:: TEXT SHOWN ::
────────

The most common mistake: setting pred_horizon too long and action_horizon too short. This produces policies that over-commit to a planned trajectory and fail to react to contact events. For dexterous manipulation, the recommended starting point is Tp=16, Ta=8 — then tune from there based on task failure modes you observe.

# Install diffusion policy (Columbia reference implementation)
git clone https://github.com/real-stanford/diffusion_policy.git
cd diffusion_policy
conda env create -f conda_environment.yaml
conda activate robodiff

# Train CNN variant on a Push-T dataset
python train.py --config-name=train_diffusion_unet_lowdim_push_t_workspace

# Train on your own dataset (LeRobot format)
python train.py --config-name=train_diffusion_unet_hybrid_workspace \
  task.dataset_path=/path/to/your/lerobot_dataset \
  task.pred_horizon=16 \
  task.action_horizon=8 \
  task.obs_horizon=2 \
  training.num_epochs=3000 \
  training.batch_size=256

Datasets That Work Well with Diffusion Policy

Diffusion policy performs best on datasets with these characteristics:

Smooth, continuous trajectories: Because the denoising process produces smooth outputs, demonstrations with jerky or discontinuous motions create a mismatch between the model's inductive bias and the training data. Pre-process demonstrations to remove sudden velocity jumps.

────────

:: CHALLENGE ::
Decide whether each statement agrees with the diffusion policy text, answering yes or no and quoting the deciding words of that text. 1. For dexterous manipulation, the recommended starting point is a prediction horizon of 16 and an action horizon of 8. 2. Demonstrations should keep their sudden velocity jumps. 3. The most common mistake is setting action_horizon too long.

:: RAW DATA ::
────────

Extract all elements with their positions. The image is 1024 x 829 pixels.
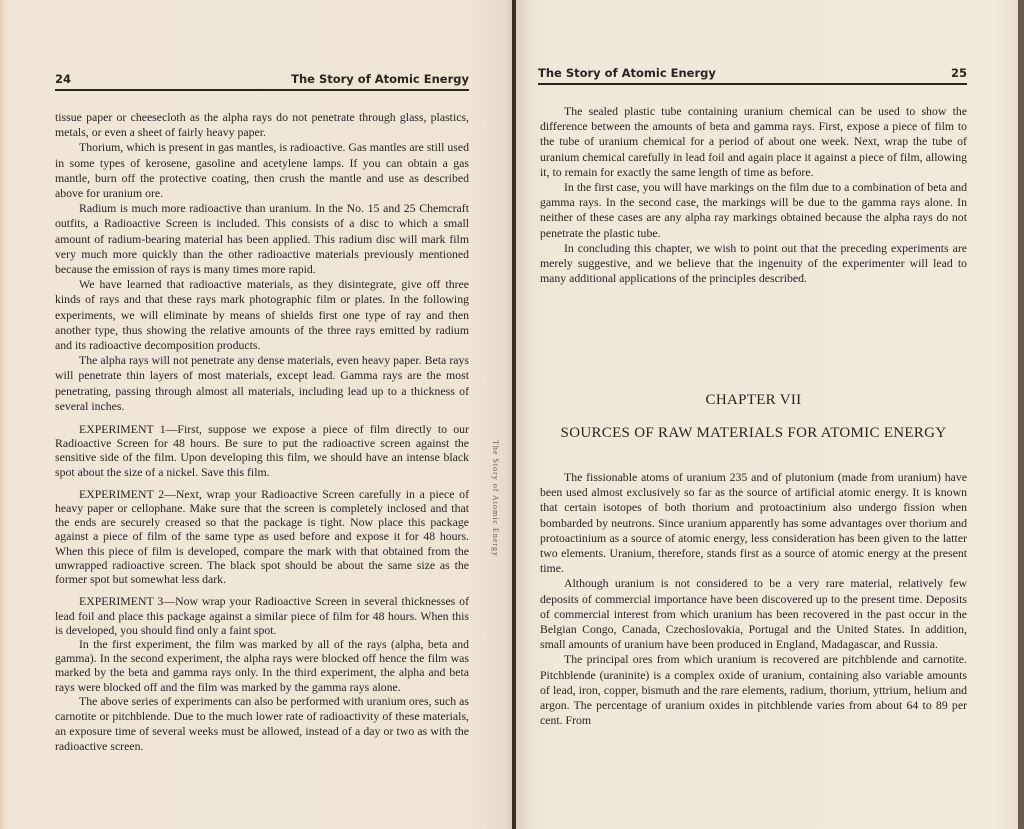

────────

:: THE RESPONSE ::
1. Yes: "For dexterous manipulation, the recommended starting point is Tp=16, Ta=8"
2. No: "Pre-process demonstrations to remove sudden velocity jumps."
3. No: "The most common mistake: setting pred_horizon too long and action_horizon too short."